> **Task prompt**
Pull each line containing "CPSC" out of the data and copy it.

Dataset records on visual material
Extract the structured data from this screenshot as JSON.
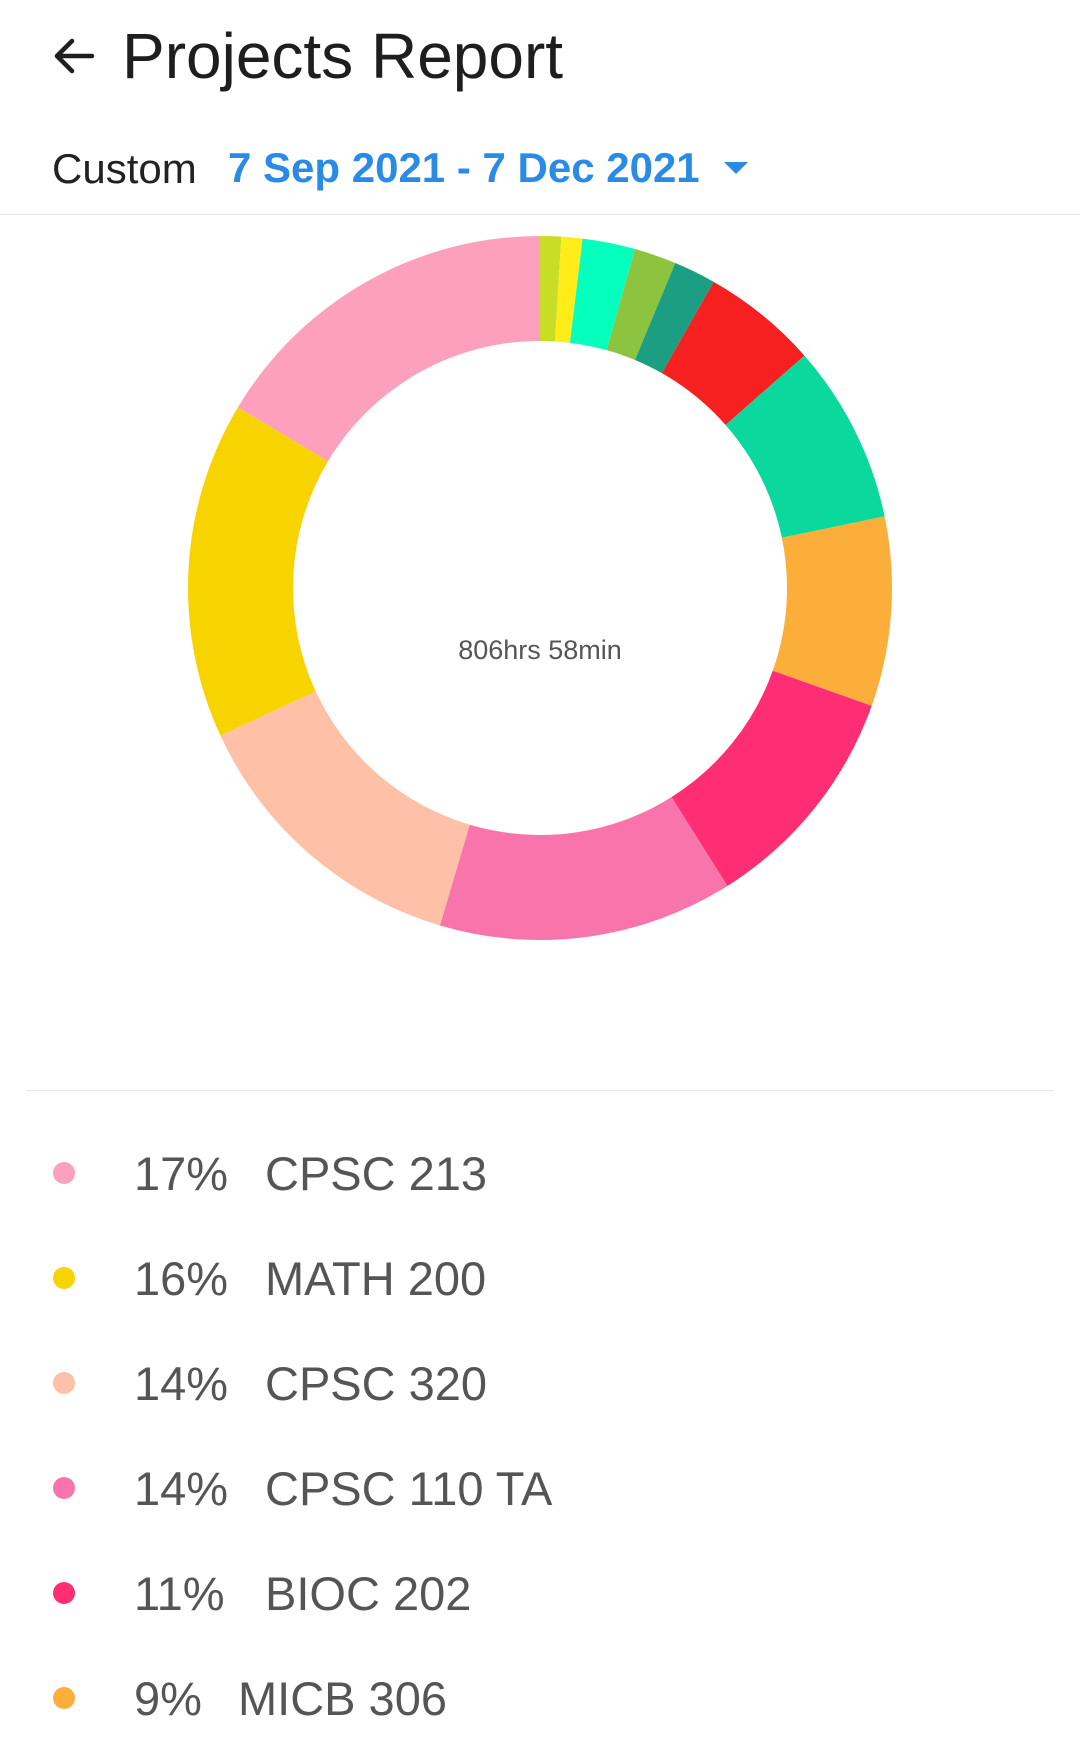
{
  "header": {
    "title": "Projects Report"
  },
  "range": {
    "label": "Custom",
    "value": "7 Sep 2021 - 7 Dec 2021"
  },
  "chart_data": {
    "type": "pie",
    "center_label": "806hrs 58min",
    "series": [
      {
        "name": "CPSC 213",
        "value": 17,
        "color": "#fda0bd"
      },
      {
        "name": "MATH 200",
        "value": 16,
        "color": "#f7d400"
      },
      {
        "name": "CPSC 320",
        "value": 14,
        "color": "#fec0a6"
      },
      {
        "name": "CPSC 110 TA",
        "value": 14,
        "color": "#fa74ac"
      },
      {
        "name": "BIOC 202",
        "value": 11,
        "color": "#ff2e74"
      },
      {
        "name": "MICB 306",
        "value": 9,
        "color": "#fbae3a"
      }
    ],
    "unlabeled_segments": [
      {
        "value": 8.5,
        "color": "#0bd89c"
      },
      {
        "value": 5.5,
        "color": "#f5201f"
      },
      {
        "value": 2,
        "color": "#1c9e82"
      },
      {
        "value": 2,
        "color": "#8cc43f"
      },
      {
        "value": 2.5,
        "color": "#05ffbc"
      },
      {
        "value": 1,
        "color": "#ffec18"
      },
      {
        "value": 1,
        "color": "#c8dd25"
      }
    ]
  },
  "legend": [
    {
      "pct": "17%",
      "name": "CPSC 213",
      "color": "#fda0bd"
    },
    {
      "pct": "16%",
      "name": "MATH 200",
      "color": "#f7d400"
    },
    {
      "pct": "14%",
      "name": "CPSC 320",
      "color": "#fec0a6"
    },
    {
      "pct": "14%",
      "name": "CPSC 110 TA",
      "color": "#fa74ac"
    },
    {
      "pct": "11%",
      "name": "BIOC 202",
      "color": "#ff2e74"
    },
    {
      "pct": "9%",
      "name": "MICB 306",
      "color": "#fbae3a"
    }
  ]
}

> **Correct answer**
        "name": "CPSC 213",
        "name": "CPSC 320",
        "name": "CPSC 110 TA",
      "name": "CPSC 213",
      "name": "CPSC 320",
      "name": "CPSC 110 TA",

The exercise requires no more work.